**Objective:**
Identify each line below that contains the word "koşullarda", and copy it out.

=== Extracted entries ===

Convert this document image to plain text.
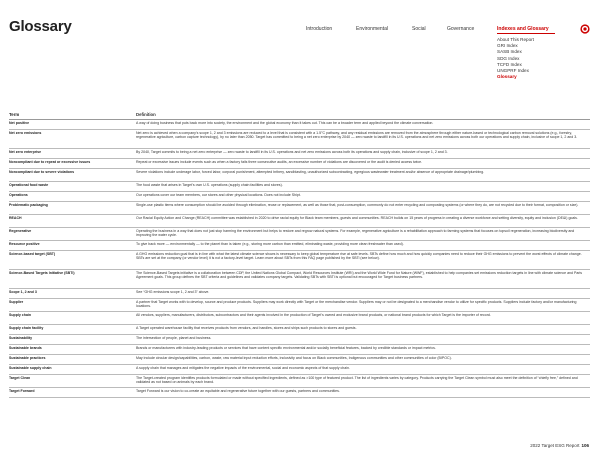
Glossary	Introduction	Environmental	Social	Governance	Indexes and Glossary
About This Report
GRI Index
SASB Index
SDG Index
TCFD Index
UNGPRF Index
Glossary
Term	Definition
Net positive	A way of doing business that puts back more into society, the environment and the global economy than it takes out. This can be a broader term and applied beyond the climate conversation.
Net zero emissions	Net zero is achieved when a company’s scope 1, 2 and 3 emissions are reduced to a level that is consistent with a 1.5°C pathway, and any residual emissions are removed from the atmosphere through either nature-based or technological carbon removal solutions (e.g., forestry, regenerative agriculture, carbon capture technology), by no later than 2050. Target has committed to being a net zero enterprise by 2040 — zero waste to landfill in its U.S. operations and net zero emissions across both our operations and supply chain, inclusive of scope 1, 2 and 3.
Net zero enterprise	By 2040, Target commits to being a net zero enterprise — zero waste to landfill in its U.S. operations and net zero emissions across both its operations and supply chain, inclusive of scope 1, 2 and 3.
Noncompliant due to repeat or excessive issues	Repeat or excessive issues include events such as when a factory fails three consecutive audits, an excessive number of violations are discovered or the audit is denied access twice.
Noncompliant due to severe violations	Severe violations include underage labor, forced labor, corporal punishment, attempted bribery, sandblasting, unauthorized subcontracting, egregious wastewater treatment and/or absence of appropriate drainage/plumbing.
Operational food waste	The food waste that arises in Target’s own U.S. operations (supply chain facilities and stores).
Operations	Our operations cover our team members, our stores and other physical locations. Does not include Shipt.
Problematic packaging	Single-use plastic items where consumption should be avoided through elimination, reuse or replacement, as well as those that, post-consumption, commonly do not enter recycling and composting systems (or where they do, are not recycled due to their format, composition or size).
REACH	Our Racial Equity Action and Change (REACH) committee was established in 2020 to drive racial equity for Black team members, guests and communities. REACH builds on 15 years of progress in creating a diverse workforce and setting diversity, equity and inclusion (DE&I) goals.
Regenerative	Operating the business in a way that does not just stop harming the environment but helps to restore and regrow natural systems. For example, regenerative agriculture is a rehabilitation approach to farming systems that focuses on topsoil regeneration, increasing biodiversity and improving the water cycle.
Resource positive	To give back more — environmentally — to the planet than is taken (e.g., storing more carbon than emitted, eliminating waste, providing more clean freshwater than used).
Science-based target (SBT)	A GHG emissions reduction goal that is in line with what the latest climate science shows is necessary to keep global temperature rise at safe levels. SBTs define how much and how quickly companies need to reduce their GHG emissions to prevent the worst effects of climate change. SBTs are set at the company (or vendor level) it is not a factory-level target. Learn more about SBTs from this FAQ page published by the SBTi (see below).
Science-Based Targets Initiative (SBTi)	The Science-Based Targets initiative is a collaboration between CDP, the United Nations Global Compact, World Resources Institute (WRI) and the World Wide Fund for Nature (WWF), established to help companies set emissions reduction targets in line with climate science and Paris Agreement goals. This group defines the SBT criteria and guidelines and validates company targets. Validating SBTs with SBTi is optional but encouraged for Target business partners.
Scope 1, 2 and 3	See “GHG emissions scope 1, 2 and 3” above.
Supplier	A partner that Target works with to develop, source and produce products. Suppliers may work directly with Target or the merchandise vendor. Suppliers may or not be designated to a merchandise vendor to utilize for specific products. Suppliers include factory and/or manufacturing locations.
Supply chain	All vendors, suppliers, manufacturers, distributors, subcontractors and their agents involved in the production of Target’s owned and exclusive brand products, or national brand products for which Target is the importer of record.
Supply chain facility	A Target operated warehouse facility that receives products from vendors, and handles, stores and ships such products to stores and guests.
Sustainability	The intersection of people, planet and business.
Sustainable brands	Brands or manufacturers with industry-leading products or services that have content specific environmental and/or socially beneficial features, backed by credible standards or impact metrics.
Sustainable practices	May include circular design/capabilities, carbon, waste, raw material input reduction efforts, inclusivity and focus on Black communities, Indigenous communities and other communities of color (BIPOC).
Sustainable supply chain	A supply chain that manages and mitigates the negative impacts of the environmental, social and economic aspects of that supply chain.
Target Clean	The Target-created program identifies products formulated or made without specified ingredients, defined as >100 type of featured product. The list of ingredients varies by category. Products carrying the Target Clean symbol must also meet the definition of “chiefly free,” defined and validated as not based on animals by each brand.
Target Forward	Target Forward is our vision to co-create an equitable and regenerative future together with our guests, partners and communities.
2022 Target ESG Report 106
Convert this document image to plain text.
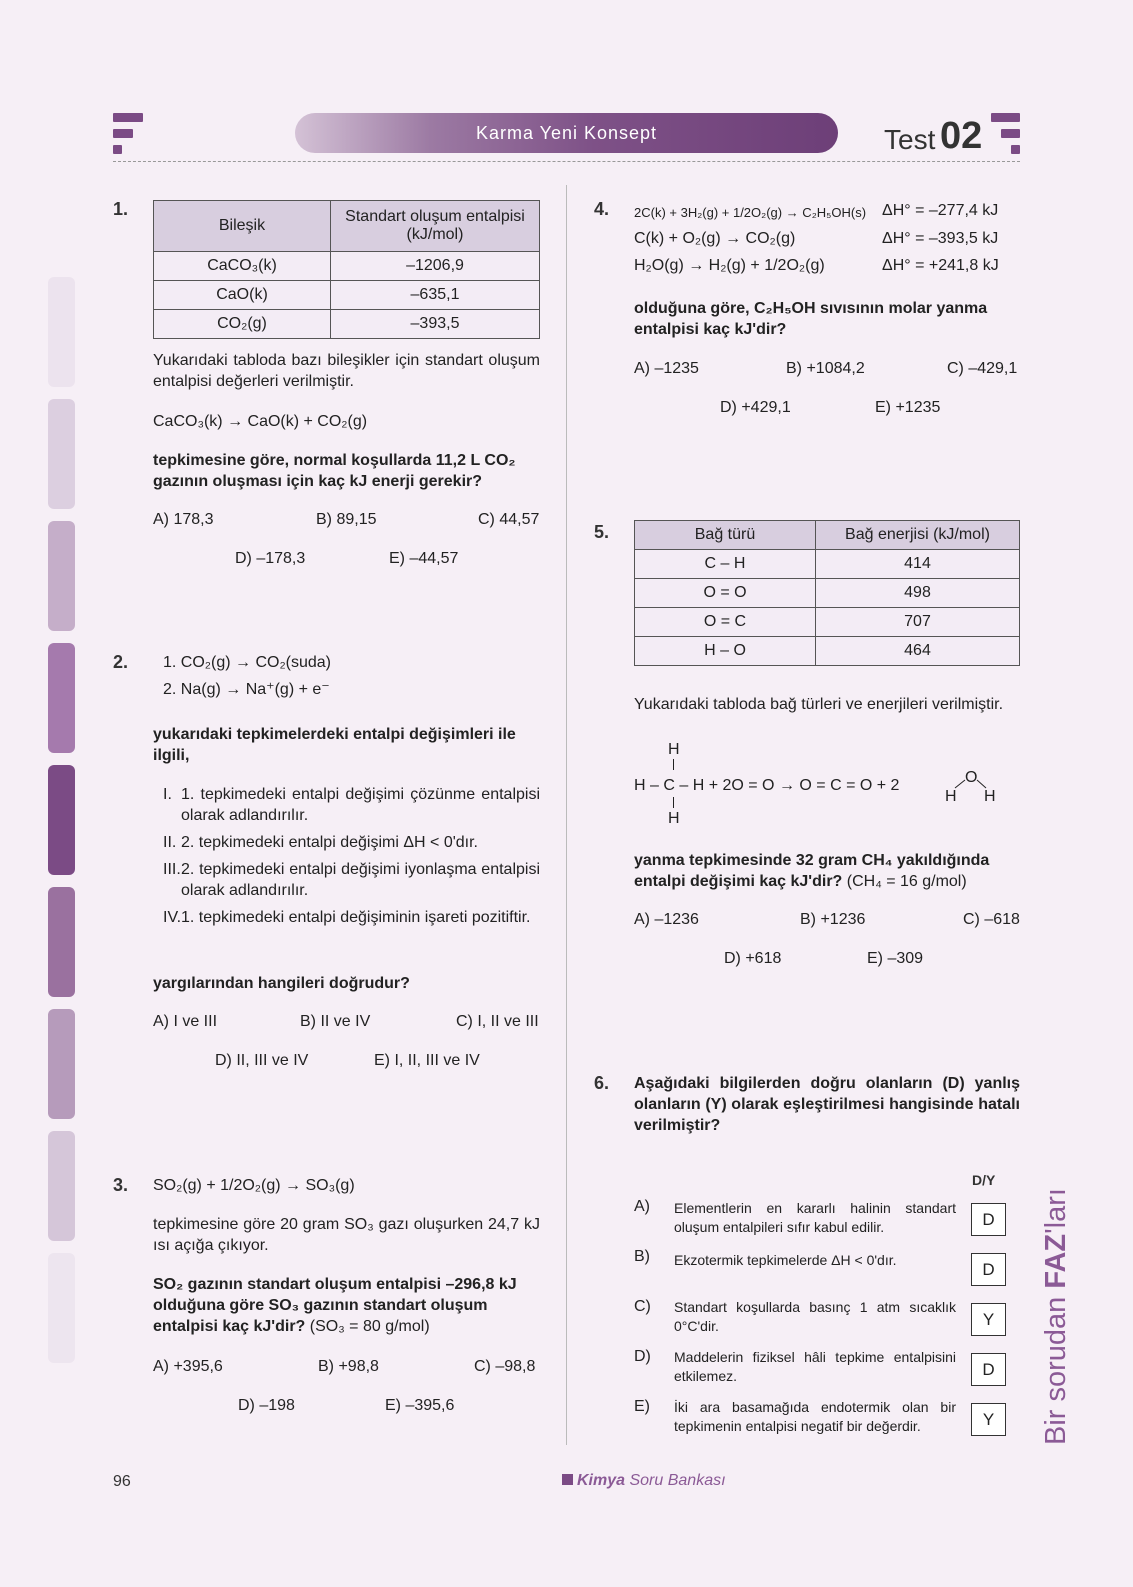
Karma Yeni Konsept	Test 02
1.
Bileşik	Standart oluşum entalpisi (kJ/mol)
CaCO₃(k)	–1206,9
CaO(k)	–635,1
CO₂(g)	–393,5
Yukarıdaki tabloda bazı bileşikler için standart oluşum entalpisi değerleri verilmiştir.
CaCO₃(k) → CaO(k) + CO₂(g)
tepkimesine göre, normal koşullarda 11,2 L CO₂ gazının oluşması için kaç kJ enerji gerekir?
A) 178,3	B) 89,15	C) 44,57
D) –178,3	E) –44,57
2. 1. CO₂(g) → CO₂(suda)
2. Na(g) → Na⁺(g) + e⁻
yukarıdaki tepkimelerdeki entalpi değişimleri ile ilgili,
I. 1. tepkimedeki entalpi değişimi çözünme entalpisi olarak adlandırılır.
II. 2. tepkimedeki entalpi değişimi ΔH < 0'dır.
III. 2. tepkimedeki entalpi değişimi iyonlaşma entalpisi olarak adlandırılır.
IV. 1. tepkimedeki entalpi değişiminin işareti pozitiftir.
yargılarından hangileri doğrudur?
A) I ve III	B) II ve IV	C) I, II ve III
D) II, III ve IV	E) I, II, III ve IV
3. SO₂(g) + 1/2O₂(g) → SO₃(g)
tepkimesine göre 20 gram SO₃ gazı oluşurken 24,7 kJ ısı açığa çıkıyor.
SO₂ gazının standart oluşum entalpisi –296,8 kJ olduğuna göre SO₃ gazının standart oluşum entalpisi kaç kJ'dir? (SO₃ = 80 g/mol)
A) +395,6	B) +98,8	C) –98,8
D) –198	E) –395,6
4. 2C(k) + 3H₂(g) + 1/2O₂(g) → C₂H₅OH(s) ΔH° = –277,4 kJ
C(k) + O₂(g) → CO₂(g)	ΔH° = –393,5 kJ
H₂O(g) → H₂(g) + 1/2O₂(g)	ΔH° = +241,8 kJ
olduğuna göre, C₂H₅OH sıvısının molar yanma entalpisi kaç kJ'dir?
A) –1235	B) +1084,2	C) –429,1
D) +429,1	E) +1235
5.	Bağ türü	Bağ enerjisi (kJ/mol)
C – H	414
O = O	498
O = C	707
H – O	464
Yukarıdaki tabloda bağ türleri ve enerjileri verilmiştir.
H
H – C – H + 2O = O → O = C = O + 2
H
O
H H
yanma tepkimesinde 32 gram CH₄ yakıldığında entalpi değişimi kaç kJ'dir? (CH₄ = 16 g/mol)
A) –1236	B) +1236	C) –618
D) +618	E) –309
6. Aşağıdaki bilgilerden doğru olanların (D) yanlış olanların (Y) olarak eşleştirilmesi hangisinde hatalı verilmiştir?
D/Y
A) Elementlerin en kararlı halinin standart oluşum entalpileri sıfır kabul edilir.	D
B) Ekzotermik tepkimelerde ΔH < 0'dır.	D
C) Standart koşullarda basınç 1 atm sıcaklık 0°C'dir.	Y
D) Maddelerin fiziksel hâli tepkime entalpisini etkilemez.	D
E) İki ara basamağıda endotermik olan bir tepkimenin entalpisi negatif bir değerdir.	Y	Bir sorudan FAZ'ları
96	Kimya Soru Bankası
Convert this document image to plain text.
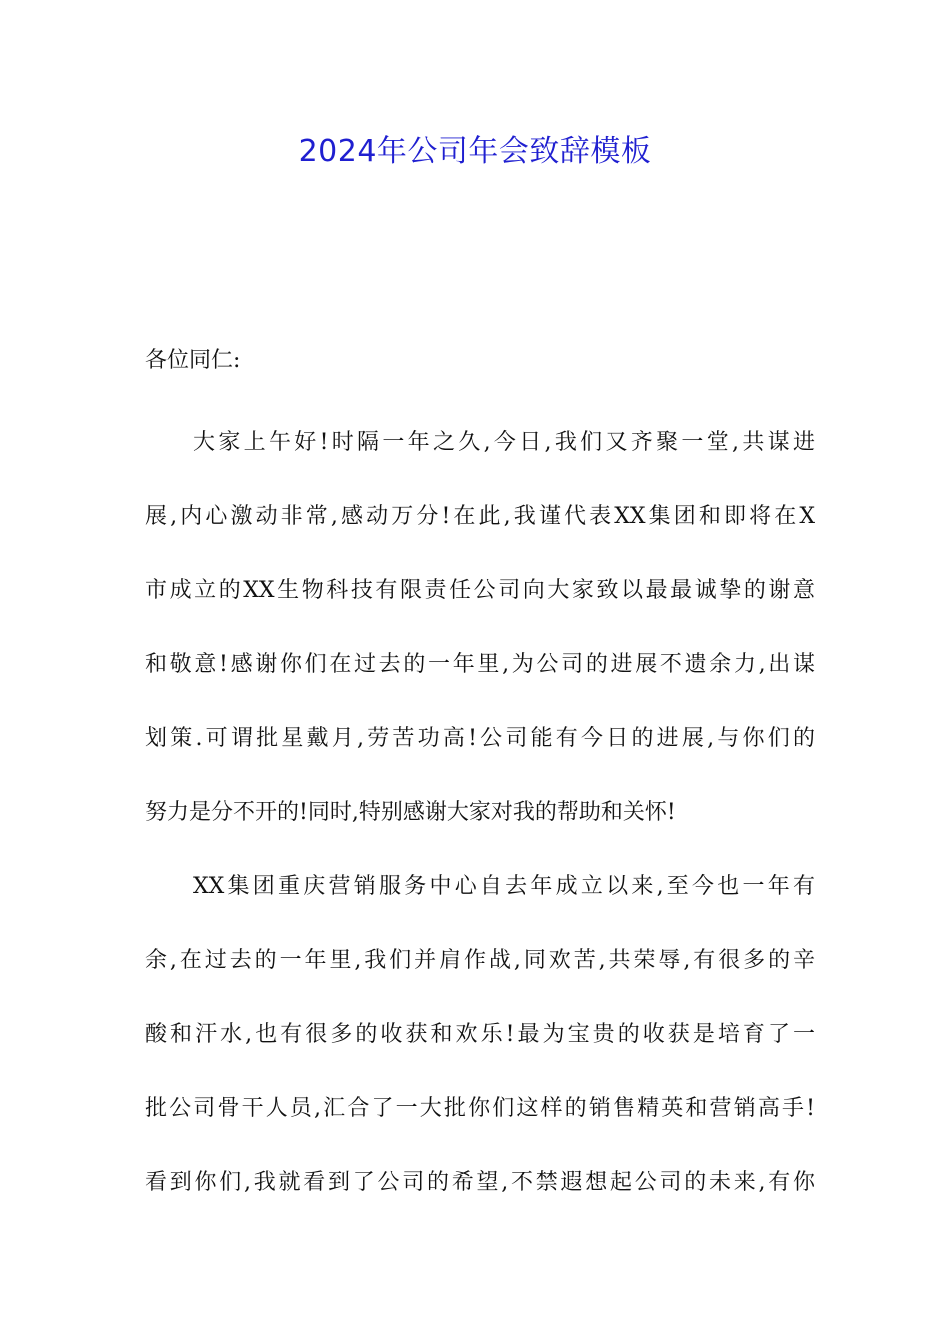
2024年公司年会致辞模板
各位同仁:
大家上午好!时隔一年之久,今日,我们又齐聚一堂,共谋进
展,内心激动非常,感动万分!在此,我谨代表XX集团和即将在X
市成立的XX生物科技有限责任公司向大家致以最最诚挚的谢意
和敬意!感谢你们在过去的一年里,为公司的进展不遗余力,出谋
划策.可谓批星戴月,劳苦功高!公司能有今日的进展,与你们的
努力是分不开的!同时,特别感谢大家对我的帮助和关怀!
XX集团重庆营销服务中心自去年成立以来,至今也一年有
余,在过去的一年里,我们并肩作战,同欢苦,共荣辱,有很多的辛
酸和汗水,也有很多的收获和欢乐!最为宝贵的收获是培育了一
批公司骨干人员,汇合了一大批你们这样的销售精英和营销高手!
看到你们,我就看到了公司的希望,不禁遐想起公司的未来,有你
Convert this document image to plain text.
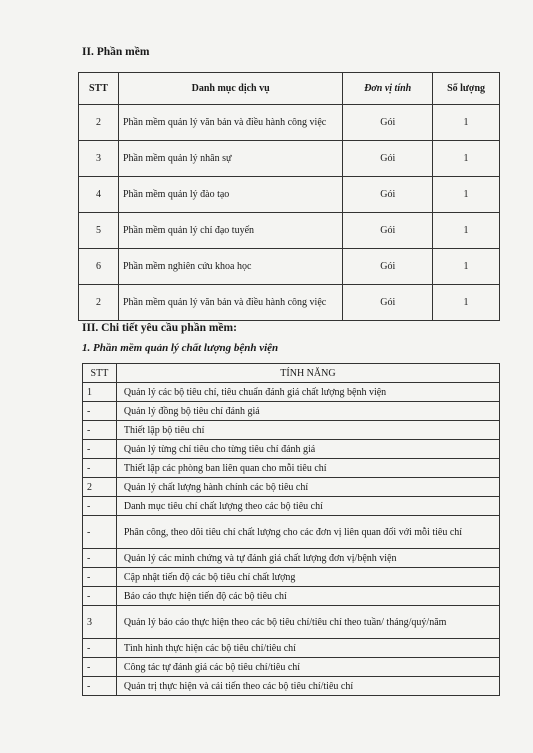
II. Phần mềm
STT	Danh mục dịch vụ	Đơn vị tính	Số lượng
2	Phần mềm quản lý văn bản và điều hành công việc	Gói	1
3	Phần mềm quản lý nhân sự	Gói	1
4	Phần mềm quản lý đào tạo	Gói	1
5	Phần mềm quản lý chỉ đạo tuyến	Gói	1
6	Phần mềm nghiên cứu khoa học	Gói	1
2	Phần mềm quản lý văn bản và điều hành công việc	Gói	1
III. Chi tiết yêu cầu phần mềm:
1. Phần mềm quản lý chất lượng bệnh viện
STT	TÍNH NĂNG
1	Quản lý các bộ tiêu chí, tiêu chuẩn đánh giá chất lượng bệnh viện
-	Quản lý đồng bộ tiêu chí đánh giá
-	Thiết lập bộ tiêu chí
-	Quản lý từng chỉ tiêu cho từng tiêu chí đánh giá
-	Thiết lập các phòng ban liên quan cho mỗi tiêu chí
2	Quản lý chất lượng hành chính các bộ tiêu chí
-	Danh mục tiêu chí chất lượng theo các bộ tiêu chí
-	Phân công, theo dõi tiêu chí chất lượng cho các đơn vị liên quan đối với mỗi tiêu chí
-	Quản lý các minh chứng và tự đánh giá chất lượng đơn vị/bệnh viện
-	Cập nhật tiến độ các bộ tiêu chí chất lượng
-	Báo cáo thực hiện tiến độ các bộ tiêu chí
3	Quản lý báo cáo thực hiện theo các bộ tiêu chí/tiêu chí theo tuần/ tháng/quý/năm
-	Tình hình thực hiện các bộ tiêu chí/tiêu chí
-	Công tác tự đánh giá các bộ tiêu chí/tiêu chí
-	Quản trị thực hiện và cải tiến theo các bộ tiêu chí/tiêu chí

===

**Solution to the problem:**
tepkimesine göre, normal koşullarda 11,2 L CO₂ gazının oluşması için kaç kJ enerji gerekir?
C) Standart koşullarda basınç 1 atm sıcaklık 0°C'dir.	Y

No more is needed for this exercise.